[Entries from a dataset]
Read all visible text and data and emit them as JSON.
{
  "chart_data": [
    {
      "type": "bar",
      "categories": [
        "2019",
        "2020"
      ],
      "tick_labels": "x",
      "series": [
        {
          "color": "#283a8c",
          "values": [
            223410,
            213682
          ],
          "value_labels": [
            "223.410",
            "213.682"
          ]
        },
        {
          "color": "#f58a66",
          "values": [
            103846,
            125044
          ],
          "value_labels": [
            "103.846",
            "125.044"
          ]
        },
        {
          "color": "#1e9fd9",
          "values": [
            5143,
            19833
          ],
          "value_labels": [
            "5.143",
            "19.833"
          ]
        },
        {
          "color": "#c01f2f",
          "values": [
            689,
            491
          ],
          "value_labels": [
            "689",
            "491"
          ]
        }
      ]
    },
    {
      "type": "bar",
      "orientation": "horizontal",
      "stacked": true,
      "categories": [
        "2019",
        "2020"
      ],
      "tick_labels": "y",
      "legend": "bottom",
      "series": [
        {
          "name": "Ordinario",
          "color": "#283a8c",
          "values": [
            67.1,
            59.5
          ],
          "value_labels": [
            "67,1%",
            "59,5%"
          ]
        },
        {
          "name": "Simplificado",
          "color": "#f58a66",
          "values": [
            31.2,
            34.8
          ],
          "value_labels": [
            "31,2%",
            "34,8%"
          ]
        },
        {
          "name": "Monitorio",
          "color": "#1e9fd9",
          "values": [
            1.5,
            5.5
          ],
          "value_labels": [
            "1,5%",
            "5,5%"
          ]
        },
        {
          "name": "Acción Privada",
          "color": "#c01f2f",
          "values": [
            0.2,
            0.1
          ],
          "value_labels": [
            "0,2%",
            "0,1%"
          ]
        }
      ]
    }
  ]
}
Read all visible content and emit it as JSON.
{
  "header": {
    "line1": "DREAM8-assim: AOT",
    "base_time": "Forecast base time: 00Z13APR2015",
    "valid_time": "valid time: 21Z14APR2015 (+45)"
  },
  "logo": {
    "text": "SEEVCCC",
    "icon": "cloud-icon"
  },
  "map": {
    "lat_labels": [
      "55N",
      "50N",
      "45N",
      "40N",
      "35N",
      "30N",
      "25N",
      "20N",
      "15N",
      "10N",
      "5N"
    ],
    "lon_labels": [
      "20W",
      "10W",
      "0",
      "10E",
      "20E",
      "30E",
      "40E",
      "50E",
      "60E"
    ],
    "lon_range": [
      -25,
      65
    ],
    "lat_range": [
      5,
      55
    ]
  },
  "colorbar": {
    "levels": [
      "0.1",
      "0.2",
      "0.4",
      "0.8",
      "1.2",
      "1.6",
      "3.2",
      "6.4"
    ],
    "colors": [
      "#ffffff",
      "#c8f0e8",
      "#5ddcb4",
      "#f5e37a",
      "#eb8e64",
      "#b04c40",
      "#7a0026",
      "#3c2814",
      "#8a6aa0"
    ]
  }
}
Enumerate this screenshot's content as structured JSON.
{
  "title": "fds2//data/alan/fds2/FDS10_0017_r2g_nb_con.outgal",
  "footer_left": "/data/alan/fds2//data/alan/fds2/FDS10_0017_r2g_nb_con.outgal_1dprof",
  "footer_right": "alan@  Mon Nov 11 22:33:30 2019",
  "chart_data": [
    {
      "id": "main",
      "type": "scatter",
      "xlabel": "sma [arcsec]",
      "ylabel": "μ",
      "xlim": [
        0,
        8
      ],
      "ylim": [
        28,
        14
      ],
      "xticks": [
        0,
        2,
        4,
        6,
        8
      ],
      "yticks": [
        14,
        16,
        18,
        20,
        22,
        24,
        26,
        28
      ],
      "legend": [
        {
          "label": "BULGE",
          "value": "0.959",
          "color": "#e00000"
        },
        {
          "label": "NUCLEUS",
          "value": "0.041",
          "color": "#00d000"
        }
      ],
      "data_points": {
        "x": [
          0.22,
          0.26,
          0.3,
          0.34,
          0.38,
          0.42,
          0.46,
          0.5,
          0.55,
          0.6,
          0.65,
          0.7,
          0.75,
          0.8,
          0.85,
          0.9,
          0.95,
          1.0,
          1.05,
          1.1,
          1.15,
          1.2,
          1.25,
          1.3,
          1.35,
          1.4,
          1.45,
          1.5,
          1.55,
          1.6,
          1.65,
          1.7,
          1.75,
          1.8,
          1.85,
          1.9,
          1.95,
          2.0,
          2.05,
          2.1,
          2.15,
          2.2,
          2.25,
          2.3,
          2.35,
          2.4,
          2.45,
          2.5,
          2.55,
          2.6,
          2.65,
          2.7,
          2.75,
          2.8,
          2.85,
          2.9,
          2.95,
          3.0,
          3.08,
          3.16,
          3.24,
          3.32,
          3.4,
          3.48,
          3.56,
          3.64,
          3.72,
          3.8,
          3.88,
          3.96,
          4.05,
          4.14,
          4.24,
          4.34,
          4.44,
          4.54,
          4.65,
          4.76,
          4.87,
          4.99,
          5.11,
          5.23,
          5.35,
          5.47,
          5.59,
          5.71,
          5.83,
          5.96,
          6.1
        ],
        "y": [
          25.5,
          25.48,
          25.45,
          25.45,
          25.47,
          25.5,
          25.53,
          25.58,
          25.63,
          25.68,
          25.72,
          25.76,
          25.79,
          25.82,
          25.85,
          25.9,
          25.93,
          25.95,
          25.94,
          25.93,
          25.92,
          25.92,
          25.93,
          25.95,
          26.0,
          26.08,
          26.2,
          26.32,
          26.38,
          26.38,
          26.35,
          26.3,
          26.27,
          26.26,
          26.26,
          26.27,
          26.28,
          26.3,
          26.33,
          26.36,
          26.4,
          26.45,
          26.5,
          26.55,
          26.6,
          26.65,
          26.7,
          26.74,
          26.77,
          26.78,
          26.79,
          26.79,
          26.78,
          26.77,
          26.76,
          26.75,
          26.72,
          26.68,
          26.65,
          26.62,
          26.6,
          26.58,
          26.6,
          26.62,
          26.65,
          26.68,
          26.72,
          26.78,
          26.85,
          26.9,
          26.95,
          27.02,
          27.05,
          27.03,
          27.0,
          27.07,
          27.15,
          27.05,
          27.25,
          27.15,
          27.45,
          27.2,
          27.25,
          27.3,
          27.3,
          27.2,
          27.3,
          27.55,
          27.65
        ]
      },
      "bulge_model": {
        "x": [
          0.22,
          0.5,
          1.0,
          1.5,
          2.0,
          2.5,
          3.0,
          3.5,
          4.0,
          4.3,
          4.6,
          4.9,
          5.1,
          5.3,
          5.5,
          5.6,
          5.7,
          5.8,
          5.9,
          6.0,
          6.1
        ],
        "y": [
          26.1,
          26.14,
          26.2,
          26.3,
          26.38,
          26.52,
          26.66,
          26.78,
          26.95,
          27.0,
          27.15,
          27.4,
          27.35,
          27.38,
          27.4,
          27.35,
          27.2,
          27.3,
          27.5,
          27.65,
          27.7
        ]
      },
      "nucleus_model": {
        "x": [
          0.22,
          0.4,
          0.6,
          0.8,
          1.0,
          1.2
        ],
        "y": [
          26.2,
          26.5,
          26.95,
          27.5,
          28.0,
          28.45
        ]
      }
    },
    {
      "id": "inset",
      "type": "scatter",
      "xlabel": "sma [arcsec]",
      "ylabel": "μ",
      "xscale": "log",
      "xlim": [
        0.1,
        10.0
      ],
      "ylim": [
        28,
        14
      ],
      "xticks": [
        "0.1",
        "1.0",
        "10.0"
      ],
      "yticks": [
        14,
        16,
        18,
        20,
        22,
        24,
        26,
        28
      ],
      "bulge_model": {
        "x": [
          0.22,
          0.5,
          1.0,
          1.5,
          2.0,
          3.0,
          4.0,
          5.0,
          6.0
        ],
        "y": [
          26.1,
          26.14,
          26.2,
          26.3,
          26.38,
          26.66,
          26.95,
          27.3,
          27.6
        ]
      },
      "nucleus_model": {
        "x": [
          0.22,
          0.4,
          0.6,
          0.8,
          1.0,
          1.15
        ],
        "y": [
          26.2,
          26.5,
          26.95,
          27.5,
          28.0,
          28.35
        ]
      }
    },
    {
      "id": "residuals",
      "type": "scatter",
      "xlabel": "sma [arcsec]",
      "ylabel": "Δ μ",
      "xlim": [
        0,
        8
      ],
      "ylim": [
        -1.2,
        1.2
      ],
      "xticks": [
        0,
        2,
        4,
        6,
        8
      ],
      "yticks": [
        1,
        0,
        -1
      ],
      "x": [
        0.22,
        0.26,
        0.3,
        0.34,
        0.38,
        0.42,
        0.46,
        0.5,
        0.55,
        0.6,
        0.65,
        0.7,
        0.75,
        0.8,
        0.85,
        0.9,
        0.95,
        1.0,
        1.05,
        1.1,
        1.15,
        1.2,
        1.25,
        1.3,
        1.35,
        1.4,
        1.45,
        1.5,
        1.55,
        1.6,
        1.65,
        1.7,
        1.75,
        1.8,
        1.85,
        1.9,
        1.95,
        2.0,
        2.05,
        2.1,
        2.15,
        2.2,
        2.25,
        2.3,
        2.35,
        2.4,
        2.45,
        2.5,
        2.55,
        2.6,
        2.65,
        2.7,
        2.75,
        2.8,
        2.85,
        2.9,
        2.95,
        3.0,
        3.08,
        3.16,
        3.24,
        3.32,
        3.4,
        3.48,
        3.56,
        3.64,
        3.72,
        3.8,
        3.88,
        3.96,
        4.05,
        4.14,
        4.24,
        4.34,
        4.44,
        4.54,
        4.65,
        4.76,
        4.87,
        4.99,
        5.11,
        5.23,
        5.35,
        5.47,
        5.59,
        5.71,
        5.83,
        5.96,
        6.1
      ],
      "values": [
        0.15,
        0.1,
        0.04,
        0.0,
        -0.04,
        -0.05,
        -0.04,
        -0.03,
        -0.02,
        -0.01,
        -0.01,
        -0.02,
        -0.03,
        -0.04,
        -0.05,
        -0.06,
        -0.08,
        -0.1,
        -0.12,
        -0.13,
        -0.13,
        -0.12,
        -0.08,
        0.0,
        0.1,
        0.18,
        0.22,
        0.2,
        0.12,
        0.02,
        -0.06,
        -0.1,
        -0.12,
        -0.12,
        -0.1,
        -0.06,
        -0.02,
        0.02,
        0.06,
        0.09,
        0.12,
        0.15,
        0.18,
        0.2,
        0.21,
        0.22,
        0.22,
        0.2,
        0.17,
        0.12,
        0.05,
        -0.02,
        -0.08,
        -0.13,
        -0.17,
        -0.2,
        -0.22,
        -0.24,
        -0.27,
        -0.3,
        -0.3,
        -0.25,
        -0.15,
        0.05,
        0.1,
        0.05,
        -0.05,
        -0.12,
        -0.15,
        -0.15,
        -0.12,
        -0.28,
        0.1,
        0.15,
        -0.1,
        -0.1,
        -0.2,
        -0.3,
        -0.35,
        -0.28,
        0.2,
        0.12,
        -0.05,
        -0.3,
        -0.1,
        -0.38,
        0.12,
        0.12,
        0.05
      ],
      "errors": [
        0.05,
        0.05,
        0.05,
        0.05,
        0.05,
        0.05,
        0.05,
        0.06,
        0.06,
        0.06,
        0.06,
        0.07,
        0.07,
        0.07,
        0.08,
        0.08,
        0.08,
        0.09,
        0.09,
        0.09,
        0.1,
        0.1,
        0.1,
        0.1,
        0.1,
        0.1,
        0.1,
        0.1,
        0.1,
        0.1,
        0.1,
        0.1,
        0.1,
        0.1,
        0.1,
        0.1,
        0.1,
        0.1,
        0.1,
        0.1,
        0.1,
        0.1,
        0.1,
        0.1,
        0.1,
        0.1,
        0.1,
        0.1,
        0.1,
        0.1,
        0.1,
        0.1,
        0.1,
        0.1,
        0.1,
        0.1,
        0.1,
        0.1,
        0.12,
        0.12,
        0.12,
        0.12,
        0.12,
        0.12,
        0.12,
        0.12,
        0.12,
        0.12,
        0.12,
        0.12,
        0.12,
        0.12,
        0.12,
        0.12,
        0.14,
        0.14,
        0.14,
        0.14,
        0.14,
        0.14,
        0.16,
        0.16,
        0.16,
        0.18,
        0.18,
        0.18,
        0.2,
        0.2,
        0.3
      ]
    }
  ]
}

▶ [Work to do] Collect each line containing the string "content".

▶ [The solution]
Read all visible content and emit it as JSON.
Enumerate this screenshot's content as structured JSON.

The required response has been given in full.